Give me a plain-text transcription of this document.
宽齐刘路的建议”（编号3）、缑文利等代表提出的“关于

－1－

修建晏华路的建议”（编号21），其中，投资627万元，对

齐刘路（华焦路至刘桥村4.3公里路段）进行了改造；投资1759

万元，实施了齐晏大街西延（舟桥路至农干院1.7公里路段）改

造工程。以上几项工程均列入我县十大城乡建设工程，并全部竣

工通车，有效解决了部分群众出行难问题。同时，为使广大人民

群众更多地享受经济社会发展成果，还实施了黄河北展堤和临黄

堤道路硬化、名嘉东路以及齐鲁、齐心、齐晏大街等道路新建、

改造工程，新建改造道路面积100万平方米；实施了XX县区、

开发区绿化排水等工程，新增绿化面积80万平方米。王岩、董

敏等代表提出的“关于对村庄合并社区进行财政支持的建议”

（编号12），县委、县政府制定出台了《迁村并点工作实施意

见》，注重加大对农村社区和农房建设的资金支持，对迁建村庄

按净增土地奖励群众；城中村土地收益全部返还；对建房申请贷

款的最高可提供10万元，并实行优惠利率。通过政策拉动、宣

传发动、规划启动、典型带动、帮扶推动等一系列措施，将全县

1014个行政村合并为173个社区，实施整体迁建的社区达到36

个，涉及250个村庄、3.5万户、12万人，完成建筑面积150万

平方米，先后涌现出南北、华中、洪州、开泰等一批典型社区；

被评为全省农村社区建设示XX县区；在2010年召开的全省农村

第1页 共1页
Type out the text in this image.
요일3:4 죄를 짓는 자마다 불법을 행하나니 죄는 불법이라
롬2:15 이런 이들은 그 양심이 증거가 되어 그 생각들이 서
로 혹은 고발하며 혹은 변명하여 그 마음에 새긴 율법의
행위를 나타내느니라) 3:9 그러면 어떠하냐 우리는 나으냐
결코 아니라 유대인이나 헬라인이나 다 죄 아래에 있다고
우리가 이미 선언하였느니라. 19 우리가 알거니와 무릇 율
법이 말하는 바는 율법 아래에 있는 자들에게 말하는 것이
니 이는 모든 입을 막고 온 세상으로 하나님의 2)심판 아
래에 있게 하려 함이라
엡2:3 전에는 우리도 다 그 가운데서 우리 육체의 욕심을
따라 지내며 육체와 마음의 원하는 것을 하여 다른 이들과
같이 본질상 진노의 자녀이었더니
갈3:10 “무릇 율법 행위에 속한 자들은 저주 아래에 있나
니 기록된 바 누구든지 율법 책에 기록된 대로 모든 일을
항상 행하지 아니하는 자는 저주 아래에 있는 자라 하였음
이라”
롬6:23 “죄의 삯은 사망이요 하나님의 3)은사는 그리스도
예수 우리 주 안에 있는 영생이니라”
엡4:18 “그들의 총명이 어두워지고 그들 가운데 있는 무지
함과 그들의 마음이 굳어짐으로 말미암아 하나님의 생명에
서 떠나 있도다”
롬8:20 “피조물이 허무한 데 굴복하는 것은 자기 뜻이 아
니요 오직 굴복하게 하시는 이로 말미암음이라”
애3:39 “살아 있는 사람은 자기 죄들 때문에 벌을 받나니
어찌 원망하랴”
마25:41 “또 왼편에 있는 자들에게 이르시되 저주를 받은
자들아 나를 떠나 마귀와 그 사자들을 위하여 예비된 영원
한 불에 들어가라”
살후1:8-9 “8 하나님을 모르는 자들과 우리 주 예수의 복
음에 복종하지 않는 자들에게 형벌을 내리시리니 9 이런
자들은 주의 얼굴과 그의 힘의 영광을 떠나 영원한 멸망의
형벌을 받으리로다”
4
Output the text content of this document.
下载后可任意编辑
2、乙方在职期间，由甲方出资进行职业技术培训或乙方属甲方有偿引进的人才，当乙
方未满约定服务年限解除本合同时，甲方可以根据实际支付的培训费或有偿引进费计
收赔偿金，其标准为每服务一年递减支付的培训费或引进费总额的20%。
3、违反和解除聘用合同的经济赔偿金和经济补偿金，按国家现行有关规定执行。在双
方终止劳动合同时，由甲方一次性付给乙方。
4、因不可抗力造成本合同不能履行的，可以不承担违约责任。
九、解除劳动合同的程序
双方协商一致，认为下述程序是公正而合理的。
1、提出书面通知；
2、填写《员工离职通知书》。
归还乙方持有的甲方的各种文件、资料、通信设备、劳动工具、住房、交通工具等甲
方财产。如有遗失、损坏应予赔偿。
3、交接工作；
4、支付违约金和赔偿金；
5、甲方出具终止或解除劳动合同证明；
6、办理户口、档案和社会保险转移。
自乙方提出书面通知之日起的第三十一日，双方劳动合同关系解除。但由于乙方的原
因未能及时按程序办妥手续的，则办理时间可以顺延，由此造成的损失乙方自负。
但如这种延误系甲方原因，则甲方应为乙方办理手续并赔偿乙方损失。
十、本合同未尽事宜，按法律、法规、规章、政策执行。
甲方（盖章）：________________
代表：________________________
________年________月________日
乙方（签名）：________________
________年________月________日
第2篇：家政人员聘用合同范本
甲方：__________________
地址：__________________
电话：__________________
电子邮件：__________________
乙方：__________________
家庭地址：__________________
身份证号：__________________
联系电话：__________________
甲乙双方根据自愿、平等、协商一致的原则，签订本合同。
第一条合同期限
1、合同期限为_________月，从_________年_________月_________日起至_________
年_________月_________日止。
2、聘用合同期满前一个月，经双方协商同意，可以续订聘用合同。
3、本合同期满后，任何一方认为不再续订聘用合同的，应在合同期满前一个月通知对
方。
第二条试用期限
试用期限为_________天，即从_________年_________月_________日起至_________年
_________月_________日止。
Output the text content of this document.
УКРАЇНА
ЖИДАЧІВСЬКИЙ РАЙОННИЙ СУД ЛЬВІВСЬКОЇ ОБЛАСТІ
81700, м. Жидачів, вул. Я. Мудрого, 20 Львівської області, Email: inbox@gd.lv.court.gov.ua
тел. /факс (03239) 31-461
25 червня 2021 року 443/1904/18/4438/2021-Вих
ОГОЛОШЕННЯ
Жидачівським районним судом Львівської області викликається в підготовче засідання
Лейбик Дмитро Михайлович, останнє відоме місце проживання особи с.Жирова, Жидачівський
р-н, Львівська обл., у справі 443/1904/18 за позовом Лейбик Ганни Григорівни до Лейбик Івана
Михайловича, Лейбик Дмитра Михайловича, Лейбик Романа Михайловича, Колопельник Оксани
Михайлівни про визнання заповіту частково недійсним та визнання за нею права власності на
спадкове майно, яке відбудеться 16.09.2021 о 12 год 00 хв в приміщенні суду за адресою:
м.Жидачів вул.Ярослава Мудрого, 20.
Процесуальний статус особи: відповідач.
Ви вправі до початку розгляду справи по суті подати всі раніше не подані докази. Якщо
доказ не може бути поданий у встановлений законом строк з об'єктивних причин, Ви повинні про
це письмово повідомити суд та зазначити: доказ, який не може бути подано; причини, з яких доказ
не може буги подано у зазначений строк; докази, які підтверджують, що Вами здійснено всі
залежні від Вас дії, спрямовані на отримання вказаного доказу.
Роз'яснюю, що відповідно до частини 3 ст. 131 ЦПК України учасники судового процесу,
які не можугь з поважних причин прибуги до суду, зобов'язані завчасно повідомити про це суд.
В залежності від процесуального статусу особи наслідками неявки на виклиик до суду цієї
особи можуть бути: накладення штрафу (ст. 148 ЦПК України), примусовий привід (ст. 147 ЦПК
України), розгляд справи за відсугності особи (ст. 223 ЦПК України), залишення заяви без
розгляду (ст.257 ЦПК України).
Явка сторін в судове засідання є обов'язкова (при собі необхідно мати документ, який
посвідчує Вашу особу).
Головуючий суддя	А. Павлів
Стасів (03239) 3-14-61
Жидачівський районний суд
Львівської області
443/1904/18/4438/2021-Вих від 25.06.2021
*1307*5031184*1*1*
• • • •
→ Your objective: Your task is to repeat the data exactly, with nothing left out.

→ Result:
Give me a plain-text transcription of this document.
宽齐刘路的建议”（编号3）、缑文利等代表提出的“关于

－1－

修建晏华路的建议”（编号21），其中，投资627万元，对

齐刘路（华焦路至刘桥村4.3公里路段）进行了改造；投资1759

万元，实施了齐晏大街西延（舟桥路至农干院1.7公里路段）改

造工程。以上几项工程均列入我县十大城乡建设工程，并全部竣

工通车，有效解决了部分群众出行难问题。同时，为使广大人民

群众更多地享受经济社会发展成果，还实施了黄河北展堤和临黄

堤道路硬化、名嘉东路以及齐鲁、齐心、齐晏大街等道路新建、

改造工程，新建改造道路面积100万平方米；实施了XX县区、

开发区绿化排水等工程，新增绿化面积80万平方米。王岩、董

敏等代表提出的“关于对村庄合并社区进行财政支持的建议”

（编号12），县委、县政府制定出台了《迁村并点工作实施意

见》，注重加大对农村社区和农房建设的资金支持，对迁建村庄

按净增土地奖励群众；城中村土地收益全部返还；对建房申请贷

款的最高可提供10万元，并实行优惠利率。通过政策拉动、宣

传发动、规划启动、典型带动、帮扶推动等一系列措施，将全县

1014个行政村合并为173个社区，实施整体迁建的社区达到36

个，涉及250个村庄、3.5万户、12万人，完成建筑面积150万

平方米，先后涌现出南北、华中、洪州、开泰等一批典型社区；

被评为全省农村社区建设示XX县区；在2010年召开的全省农村

第1页 共1页
Type out the text in this image.
요일3:4 죄를 짓는 자마다 불법을 행하나니 죄는 불법이라
롬2:15 이런 이들은 그 양심이 증거가 되어 그 생각들이 서
로 혹은 고발하며 혹은 변명하여 그 마음에 새긴 율법의
행위를 나타내느니라) 3:9 그러면 어떠하냐 우리는 나으냐
결코 아니라 유대인이나 헬라인이나 다 죄 아래에 있다고
우리가 이미 선언하였느니라. 19 우리가 알거니와 무릇 율
법이 말하는 바는 율법 아래에 있는 자들에게 말하는 것이
니 이는 모든 입을 막고 온 세상으로 하나님의 2)심판 아
래에 있게 하려 함이라
엡2:3 전에는 우리도 다 그 가운데서 우리 육체의 욕심을
따라 지내며 육체와 마음의 원하는 것을 하여 다른 이들과
같이 본질상 진노의 자녀이었더니
갈3:10 “무릇 율법 행위에 속한 자들은 저주 아래에 있나
니 기록된 바 누구든지 율법 책에 기록된 대로 모든 일을
항상 행하지 아니하는 자는 저주 아래에 있는 자라 하였음
이라”
롬6:23 “죄의 삯은 사망이요 하나님의 3)은사는 그리스도
예수 우리 주 안에 있는 영생이니라”
엡4:18 “그들의 총명이 어두워지고 그들 가운데 있는 무지
함과 그들의 마음이 굳어짐으로 말미암아 하나님의 생명에
서 떠나 있도다”
롬8:20 “피조물이 허무한 데 굴복하는 것은 자기 뜻이 아
니요 오직 굴복하게 하시는 이로 말미암음이라”
애3:39 “살아 있는 사람은 자기 죄들 때문에 벌을 받나니
어찌 원망하랴”
마25:41 “또 왼편에 있는 자들에게 이르시되 저주를 받은
자들아 나를 떠나 마귀와 그 사자들을 위하여 예비된 영원
한 불에 들어가라”
살후1:8-9 “8 하나님을 모르는 자들과 우리 주 예수의 복
음에 복종하지 않는 자들에게 형벌을 내리시리니 9 이런
자들은 주의 얼굴과 그의 힘의 영광을 떠나 영원한 멸망의
형벌을 받으리로다”
4
Output the text content of this document.
下载后可任意编辑
2、乙方在职期间，由甲方出资进行职业技术培训或乙方属甲方有偿引进的人才，当乙
方未满约定服务年限解除本合同时，甲方可以根据实际支付的培训费或有偿引进费计
收赔偿金，其标准为每服务一年递减支付的培训费或引进费总额的20%。
3、违反和解除聘用合同的经济赔偿金和经济补偿金，按国家现行有关规定执行。在双
方终止劳动合同时，由甲方一次性付给乙方。
4、因不可抗力造成本合同不能履行的，可以不承担违约责任。
九、解除劳动合同的程序
双方协商一致，认为下述程序是公正而合理的。
1、提出书面通知；
2、填写《员工离职通知书》。
归还乙方持有的甲方的各种文件、资料、通信设备、劳动工具、住房、交通工具等甲
方财产。如有遗失、损坏应予赔偿。
3、交接工作；
4、支付违约金和赔偿金；
5、甲方出具终止或解除劳动合同证明；
6、办理户口、档案和社会保险转移。
自乙方提出书面通知之日起的第三十一日，双方劳动合同关系解除。但由于乙方的原
因未能及时按程序办妥手续的，则办理时间可以顺延，由此造成的损失乙方自负。
但如这种延误系甲方原因，则甲方应为乙方办理手续并赔偿乙方损失。
十、本合同未尽事宜，按法律、法规、规章、政策执行。
甲方（盖章）：________________
代表：________________________
________年________月________日
乙方（签名）：________________
________年________月________日
第2篇：家政人员聘用合同范本
甲方：__________________
地址：__________________
电话：__________________
电子邮件：__________________
乙方：__________________
家庭地址：__________________
身份证号：__________________
联系电话：__________________
甲乙双方根据自愿、平等、协商一致的原则，签订本合同。
第一条合同期限
1、合同期限为_________月，从_________年_________月_________日起至_________
年_________月_________日止。
2、聘用合同期满前一个月，经双方协商同意，可以续订聘用合同。
3、本合同期满后，任何一方认为不再续订聘用合同的，应在合同期满前一个月通知对
方。
第二条试用期限
试用期限为_________天，即从_________年_________月_________日起至_________年
_________月_________日止。
Output the text content of this document.
УКРАЇНА
ЖИДАЧІВСЬКИЙ РАЙОННИЙ СУД ЛЬВІВСЬКОЇ ОБЛАСТІ
81700, м. Жидачів, вул. Я. Мудрого, 20 Львівської області, Email: inbox@gd.lv.court.gov.ua
тел. /факс (03239) 31-461
25 червня 2021 року 443/1904/18/4438/2021-Вих
ОГОЛОШЕННЯ
Жидачівським районним судом Львівської області викликається в підготовче засідання
Лейбик Дмитро Михайлович, останнє відоме місце проживання особи с.Жирова, Жидачівський
р-н, Львівська обл., у справі 443/1904/18 за позовом Лейбик Ганни Григорівни до Лейбик Івана
Михайловича, Лейбик Дмитра Михайловича, Лейбик Романа Михайловича, Колопельник Оксани
Михайлівни про визнання заповіту частково недійсним та визнання за нею права власності на
спадкове майно, яке відбудеться 16.09.2021 о 12 год 00 хв в приміщенні суду за адресою:
м.Жидачів вул.Ярослава Мудрого, 20.
Процесуальний статус особи: відповідач.
Ви вправі до початку розгляду справи по суті подати всі раніше не подані докази. Якщо
доказ не може бути поданий у встановлений законом строк з об'єктивних причин, Ви повинні про
це письмово повідомити суд та зазначити: доказ, який не може бути подано; причини, з яких доказ
не може буги подано у зазначений строк; докази, які підтверджують, що Вами здійснено всі
залежні від Вас дії, спрямовані на отримання вказаного доказу.
Роз'яснюю, що відповідно до частини 3 ст. 131 ЦПК України учасники судового процесу,
які не можугь з поважних причин прибуги до суду, зобов'язані завчасно повідомити про це суд.
В залежності від процесуального статусу особи наслідками неявки на виклиик до суду цієї
особи можуть бути: накладення штрафу (ст. 148 ЦПК України), примусовий привід (ст. 147 ЦПК
України), розгляд справи за відсугності особи (ст. 223 ЦПК України), залишення заяви без
розгляду (ст.257 ЦПК України).
Явка сторін в судове засідання є обов'язкова (при собі необхідно мати документ, який
посвідчує Вашу особу).
Головуючий суддя	А. Павлів
Стасів (03239) 3-14-61
Жидачівський районний суд
Львівської області
443/1904/18/4438/2021-Вих від 25.06.2021
*1307*5031184*1*1*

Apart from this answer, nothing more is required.